▸ Exercise directions
Below is a listing; write it out exactly and drop any images from it.

▸ Collection entries

--- Begin ---

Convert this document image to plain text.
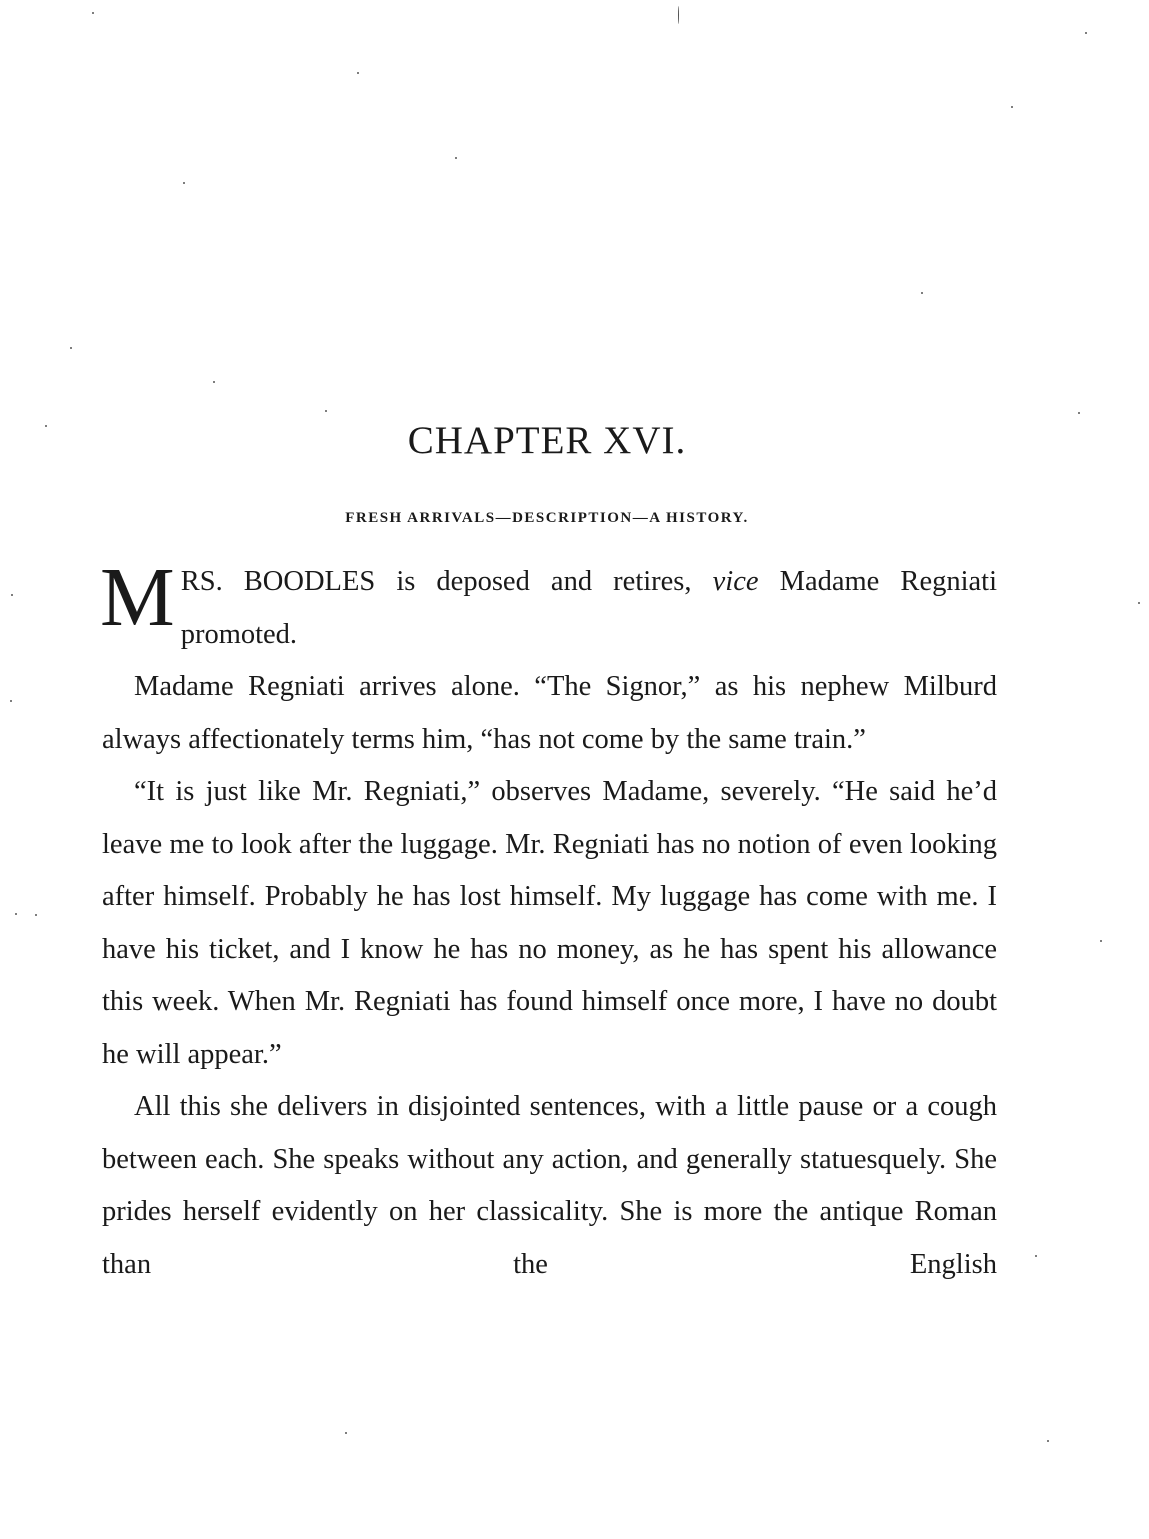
CHAPTER XVI.
FRESH ARRIVALS—DESCRIPTION—A HISTORY.

MRS. BOODLES is deposed and retires, vice Madame Regniati promoted.

Madame Regniati arrives alone. “The Signor,” as his nephew Milburd always affectionately terms him, “has not come by the same train.”

“It is just like Mr. Regniati,” observes Madame, severely. “He said he’d leave me to look after the luggage. Mr. Regniati has no notion of even looking after himself. Probably he has lost himself. My luggage has come with me. I have his ticket, and I know he has no money, as he has spent his allowance this week. When Mr. Regniati has found himself once more, I have no doubt he will appear.”

All this she delivers in disjointed sentences, with a little pause or a cough between each. She speaks without any action, and generally statuesquely. She prides herself evidently on her classicality. She is more the antique Roman than the English
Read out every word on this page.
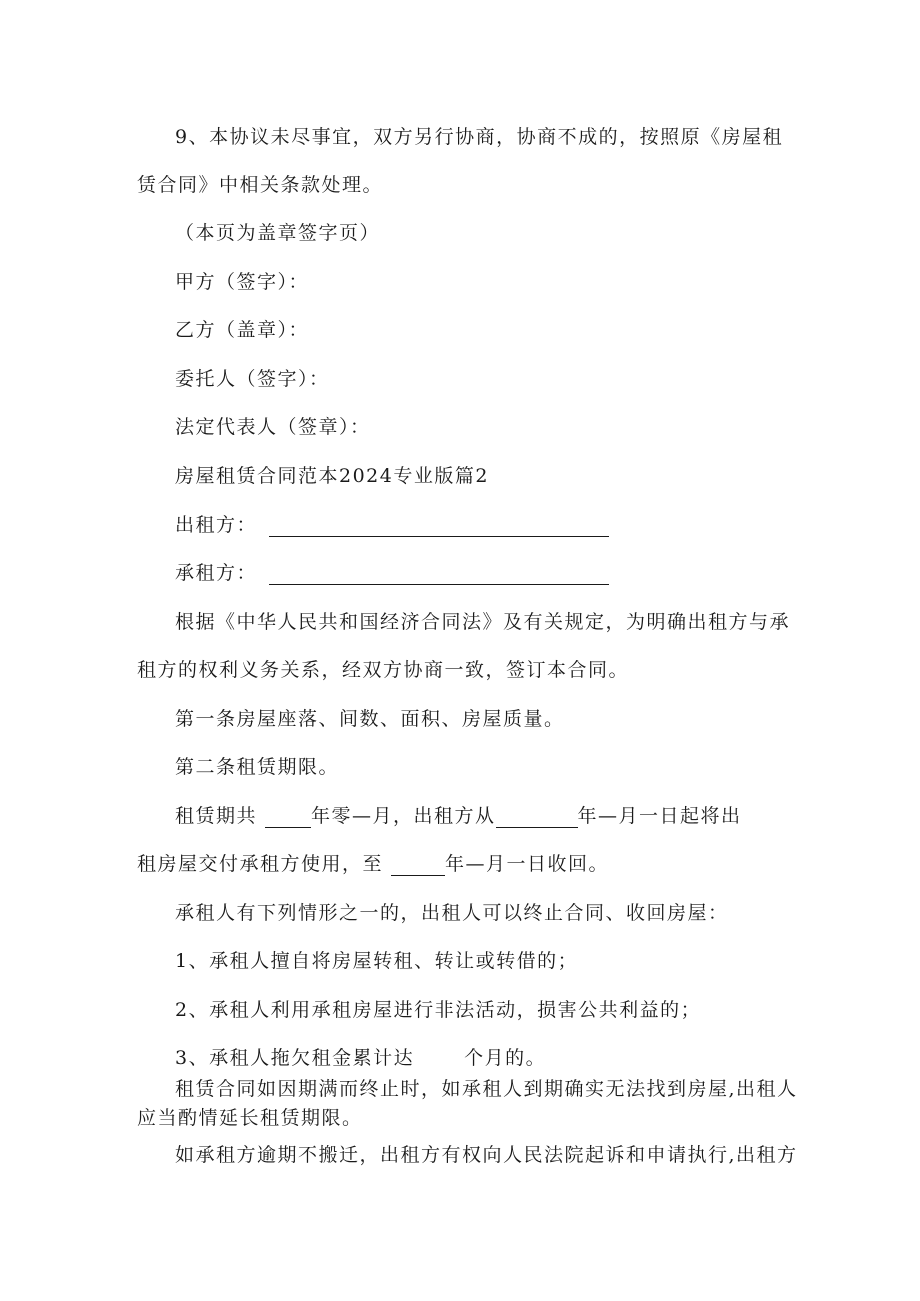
9、本协议未尽事宜，双方另行协商，协商不成的，按照原《房屋租
赁合同》中相关条款处理。
（本页为盖章签字页）
甲方（签字）：
乙方（盖章）：
委托人（签字）：
法定代表人（签章）：
房屋租赁合同范本2024专业版篇2
出租方：
承租方：
根据《中华人民共和国经济合同法》及有关规定，为明确出租方与承
租方的权利义务关系，经双方协商一致，签订本合同。
第一条房屋座落、间数、面积、房屋质量。
第二条租赁期限。
租赁期共	年零—月，出租方从	年—月一日起将出
租房屋交付承租方使用，至	年—月一日收回。
承租人有下列情形之一的，出租人可以终止合同、收回房屋：
1、承租人擅自将房屋转租、转让或转借的；
2、承租人利用承租房屋进行非法活动，损害公共利益的；
3、承租人拖欠租金累计达	个月的。
租赁合同如因期满而终止时，如承租人到期确实无法找到房屋,出租人
应当酌情延长租赁期限。
如承租方逾期不搬迁，出租方有权向人民法院起诉和申请执行,出租方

--- End ---

▸ Task solution
Convert this document image to plain text.
CHAPTER XVI.
FRESH ARRIVALS—DESCRIPTION—A HISTORY.

MRS. BOODLES is deposed and retires, vice Madame Regniati promoted.

Madame Regniati arrives alone. “The Signor,” as his nephew Milburd always affectionately terms him, “has not come by the same train.”

“It is just like Mr. Regniati,” observes Madame, severely. “He said he’d leave me to look after the luggage. Mr. Regniati has no notion of even looking after himself. Probably he has lost himself. My luggage has come with me. I have his ticket, and I know he has no money, as he has spent his allowance this week. When Mr. Regniati has found himself once more, I have no doubt he will appear.”

All this she delivers in disjointed sentences, with a little pause or a cough between each. She speaks without any action, and generally statuesquely. She prides herself evidently on her classicality. She is more the antique Roman than the English
Read out every word on this page.
9、本协议未尽事宜，双方另行协商，协商不成的，按照原《房屋租
赁合同》中相关条款处理。
（本页为盖章签字页）
甲方（签字）：
乙方（盖章）：
委托人（签字）：
法定代表人（签章）：
房屋租赁合同范本2024专业版篇2
出租方：
承租方：
根据《中华人民共和国经济合同法》及有关规定，为明确出租方与承
租方的权利义务关系，经双方协商一致，签订本合同。
第一条房屋座落、间数、面积、房屋质量。
第二条租赁期限。
租赁期共	年零—月，出租方从	年—月一日起将出
租房屋交付承租方使用，至	年—月一日收回。
承租人有下列情形之一的，出租人可以终止合同、收回房屋：
1、承租人擅自将房屋转租、转让或转借的；
2、承租人利用承租房屋进行非法活动，损害公共利益的；
3、承租人拖欠租金累计达	个月的。
租赁合同如因期满而终止时，如承租人到期确实无法找到房屋,出租人
应当酌情延长租赁期限。
如承租方逾期不搬迁，出租方有权向人民法院起诉和申请执行,出租方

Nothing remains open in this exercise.